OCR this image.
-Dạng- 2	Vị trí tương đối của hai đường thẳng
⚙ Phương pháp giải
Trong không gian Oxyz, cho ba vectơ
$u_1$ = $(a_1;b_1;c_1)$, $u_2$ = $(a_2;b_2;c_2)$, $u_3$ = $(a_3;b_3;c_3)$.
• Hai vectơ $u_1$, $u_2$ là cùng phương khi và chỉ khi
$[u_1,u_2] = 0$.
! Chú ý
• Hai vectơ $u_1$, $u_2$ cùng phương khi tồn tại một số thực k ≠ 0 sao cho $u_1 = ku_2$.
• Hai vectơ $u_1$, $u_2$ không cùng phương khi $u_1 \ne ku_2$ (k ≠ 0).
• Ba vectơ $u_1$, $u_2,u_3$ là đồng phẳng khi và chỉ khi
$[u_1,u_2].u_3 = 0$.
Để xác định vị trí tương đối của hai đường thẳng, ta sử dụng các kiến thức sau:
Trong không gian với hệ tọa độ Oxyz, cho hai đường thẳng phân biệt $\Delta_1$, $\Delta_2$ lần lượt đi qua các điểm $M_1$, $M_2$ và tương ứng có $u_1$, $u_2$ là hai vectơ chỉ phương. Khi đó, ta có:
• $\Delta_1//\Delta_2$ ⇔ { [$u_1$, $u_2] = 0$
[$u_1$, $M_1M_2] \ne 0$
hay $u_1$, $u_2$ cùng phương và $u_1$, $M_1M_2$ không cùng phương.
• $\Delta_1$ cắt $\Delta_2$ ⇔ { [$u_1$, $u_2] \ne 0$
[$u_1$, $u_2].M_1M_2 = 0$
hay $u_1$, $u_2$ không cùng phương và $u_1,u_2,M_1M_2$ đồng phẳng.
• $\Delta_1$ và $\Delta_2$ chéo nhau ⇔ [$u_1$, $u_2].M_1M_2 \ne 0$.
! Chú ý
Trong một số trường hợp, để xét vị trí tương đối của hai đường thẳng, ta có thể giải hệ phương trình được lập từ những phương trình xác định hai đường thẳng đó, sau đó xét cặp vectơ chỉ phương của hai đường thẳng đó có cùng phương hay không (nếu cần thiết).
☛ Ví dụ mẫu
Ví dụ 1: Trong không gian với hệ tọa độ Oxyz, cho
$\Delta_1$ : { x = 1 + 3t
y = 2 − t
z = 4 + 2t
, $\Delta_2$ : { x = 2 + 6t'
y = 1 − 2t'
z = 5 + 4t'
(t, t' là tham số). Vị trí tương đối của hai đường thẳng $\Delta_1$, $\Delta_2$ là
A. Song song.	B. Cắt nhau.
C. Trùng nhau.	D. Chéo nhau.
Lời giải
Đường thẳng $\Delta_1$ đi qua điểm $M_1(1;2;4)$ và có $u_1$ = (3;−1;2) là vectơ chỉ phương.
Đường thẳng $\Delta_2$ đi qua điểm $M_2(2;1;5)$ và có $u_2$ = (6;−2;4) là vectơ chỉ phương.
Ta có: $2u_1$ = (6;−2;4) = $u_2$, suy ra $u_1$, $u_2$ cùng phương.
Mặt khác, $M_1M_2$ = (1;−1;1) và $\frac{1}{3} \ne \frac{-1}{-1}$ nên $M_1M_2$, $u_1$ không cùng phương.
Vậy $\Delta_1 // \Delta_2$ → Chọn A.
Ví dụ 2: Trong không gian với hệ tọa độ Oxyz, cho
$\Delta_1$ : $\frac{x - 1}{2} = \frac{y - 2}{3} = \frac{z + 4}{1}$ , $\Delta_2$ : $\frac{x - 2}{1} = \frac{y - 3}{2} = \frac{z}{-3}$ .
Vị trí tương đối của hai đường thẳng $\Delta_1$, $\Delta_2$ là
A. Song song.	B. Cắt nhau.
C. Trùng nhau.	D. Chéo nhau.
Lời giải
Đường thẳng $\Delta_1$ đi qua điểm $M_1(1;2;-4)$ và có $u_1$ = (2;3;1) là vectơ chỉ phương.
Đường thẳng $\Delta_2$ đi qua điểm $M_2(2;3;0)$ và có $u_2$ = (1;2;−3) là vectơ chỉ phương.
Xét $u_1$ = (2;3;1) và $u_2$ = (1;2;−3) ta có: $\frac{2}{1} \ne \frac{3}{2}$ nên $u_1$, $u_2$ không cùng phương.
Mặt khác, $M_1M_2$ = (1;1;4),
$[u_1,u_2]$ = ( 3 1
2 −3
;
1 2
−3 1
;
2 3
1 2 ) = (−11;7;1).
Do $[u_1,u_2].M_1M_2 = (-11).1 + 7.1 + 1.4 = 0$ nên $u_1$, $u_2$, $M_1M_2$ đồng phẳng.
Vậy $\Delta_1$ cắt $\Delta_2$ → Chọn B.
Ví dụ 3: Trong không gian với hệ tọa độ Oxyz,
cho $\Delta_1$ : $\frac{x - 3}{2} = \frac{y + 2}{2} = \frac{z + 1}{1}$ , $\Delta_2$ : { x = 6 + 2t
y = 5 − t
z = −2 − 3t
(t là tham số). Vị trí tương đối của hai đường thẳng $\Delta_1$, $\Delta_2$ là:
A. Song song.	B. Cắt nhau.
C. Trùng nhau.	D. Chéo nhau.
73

──────────────────────────────

» **INSTRUCTIONS FOR THE TASK**:
Reproduce the records above exactly.

» **TASK SOLUTION**:
OCR this image.
-Dạng- 2	Vị trí tương đối của hai đường thẳng
⚙ Phương pháp giải
Trong không gian Oxyz, cho ba vectơ
$u_1$ = $(a_1;b_1;c_1)$, $u_2$ = $(a_2;b_2;c_2)$, $u_3$ = $(a_3;b_3;c_3)$.
• Hai vectơ $u_1$, $u_2$ là cùng phương khi và chỉ khi
$[u_1,u_2] = 0$.
! Chú ý
• Hai vectơ $u_1$, $u_2$ cùng phương khi tồn tại một số thực k ≠ 0 sao cho $u_1 = ku_2$.
• Hai vectơ $u_1$, $u_2$ không cùng phương khi $u_1 \ne ku_2$ (k ≠ 0).
• Ba vectơ $u_1$, $u_2,u_3$ là đồng phẳng khi và chỉ khi
$[u_1,u_2].u_3 = 0$.
Để xác định vị trí tương đối của hai đường thẳng, ta sử dụng các kiến thức sau:
Trong không gian với hệ tọa độ Oxyz, cho hai đường thẳng phân biệt $\Delta_1$, $\Delta_2$ lần lượt đi qua các điểm $M_1$, $M_2$ và tương ứng có $u_1$, $u_2$ là hai vectơ chỉ phương. Khi đó, ta có:
• $\Delta_1//\Delta_2$ ⇔ { [$u_1$, $u_2] = 0$
[$u_1$, $M_1M_2] \ne 0$
hay $u_1$, $u_2$ cùng phương và $u_1$, $M_1M_2$ không cùng phương.
• $\Delta_1$ cắt $\Delta_2$ ⇔ { [$u_1$, $u_2] \ne 0$
[$u_1$, $u_2].M_1M_2 = 0$
hay $u_1$, $u_2$ không cùng phương và $u_1,u_2,M_1M_2$ đồng phẳng.
• $\Delta_1$ và $\Delta_2$ chéo nhau ⇔ [$u_1$, $u_2].M_1M_2 \ne 0$.
! Chú ý
Trong một số trường hợp, để xét vị trí tương đối của hai đường thẳng, ta có thể giải hệ phương trình được lập từ những phương trình xác định hai đường thẳng đó, sau đó xét cặp vectơ chỉ phương của hai đường thẳng đó có cùng phương hay không (nếu cần thiết).
☛ Ví dụ mẫu
Ví dụ 1: Trong không gian với hệ tọa độ Oxyz, cho
$\Delta_1$ : { x = 1 + 3t
y = 2 − t
z = 4 + 2t
, $\Delta_2$ : { x = 2 + 6t'
y = 1 − 2t'
z = 5 + 4t'
(t, t' là tham số). Vị trí tương đối của hai đường thẳng $\Delta_1$, $\Delta_2$ là
A. Song song.	B. Cắt nhau.
C. Trùng nhau.	D. Chéo nhau.
Lời giải
Đường thẳng $\Delta_1$ đi qua điểm $M_1(1;2;4)$ và có $u_1$ = (3;−1;2) là vectơ chỉ phương.
Đường thẳng $\Delta_2$ đi qua điểm $M_2(2;1;5)$ và có $u_2$ = (6;−2;4) là vectơ chỉ phương.
Ta có: $2u_1$ = (6;−2;4) = $u_2$, suy ra $u_1$, $u_2$ cùng phương.
Mặt khác, $M_1M_2$ = (1;−1;1) và $\frac{1}{3} \ne \frac{-1}{-1}$ nên $M_1M_2$, $u_1$ không cùng phương.
Vậy $\Delta_1 // \Delta_2$ → Chọn A.
Ví dụ 2: Trong không gian với hệ tọa độ Oxyz, cho
$\Delta_1$ : $\frac{x - 1}{2} = \frac{y - 2}{3} = \frac{z + 4}{1}$ , $\Delta_2$ : $\frac{x - 2}{1} = \frac{y - 3}{2} = \frac{z}{-3}$ .
Vị trí tương đối của hai đường thẳng $\Delta_1$, $\Delta_2$ là
A. Song song.	B. Cắt nhau.
C. Trùng nhau.	D. Chéo nhau.
Lời giải
Đường thẳng $\Delta_1$ đi qua điểm $M_1(1;2;-4)$ và có $u_1$ = (2;3;1) là vectơ chỉ phương.
Đường thẳng $\Delta_2$ đi qua điểm $M_2(2;3;0)$ và có $u_2$ = (1;2;−3) là vectơ chỉ phương.
Xét $u_1$ = (2;3;1) và $u_2$ = (1;2;−3) ta có: $\frac{2}{1} \ne \frac{3}{2}$ nên $u_1$, $u_2$ không cùng phương.
Mặt khác, $M_1M_2$ = (1;1;4),
$[u_1,u_2]$ = ( 3 1
2 −3
;
1 2
−3 1
;
2 3
1 2 ) = (−11;7;1).
Do $[u_1,u_2].M_1M_2 = (-11).1 + 7.1 + 1.4 = 0$ nên $u_1$, $u_2$, $M_1M_2$ đồng phẳng.
Vậy $\Delta_1$ cắt $\Delta_2$ → Chọn B.
Ví dụ 3: Trong không gian với hệ tọa độ Oxyz,
cho $\Delta_1$ : $\frac{x - 3}{2} = \frac{y + 2}{2} = \frac{z + 1}{1}$ , $\Delta_2$ : { x = 6 + 2t
y = 5 − t
z = −2 − 3t
(t là tham số). Vị trí tương đối của hai đường thẳng $\Delta_1$, $\Delta_2$ là:
A. Song song.	B. Cắt nhau.
C. Trùng nhau.	D. Chéo nhau.
73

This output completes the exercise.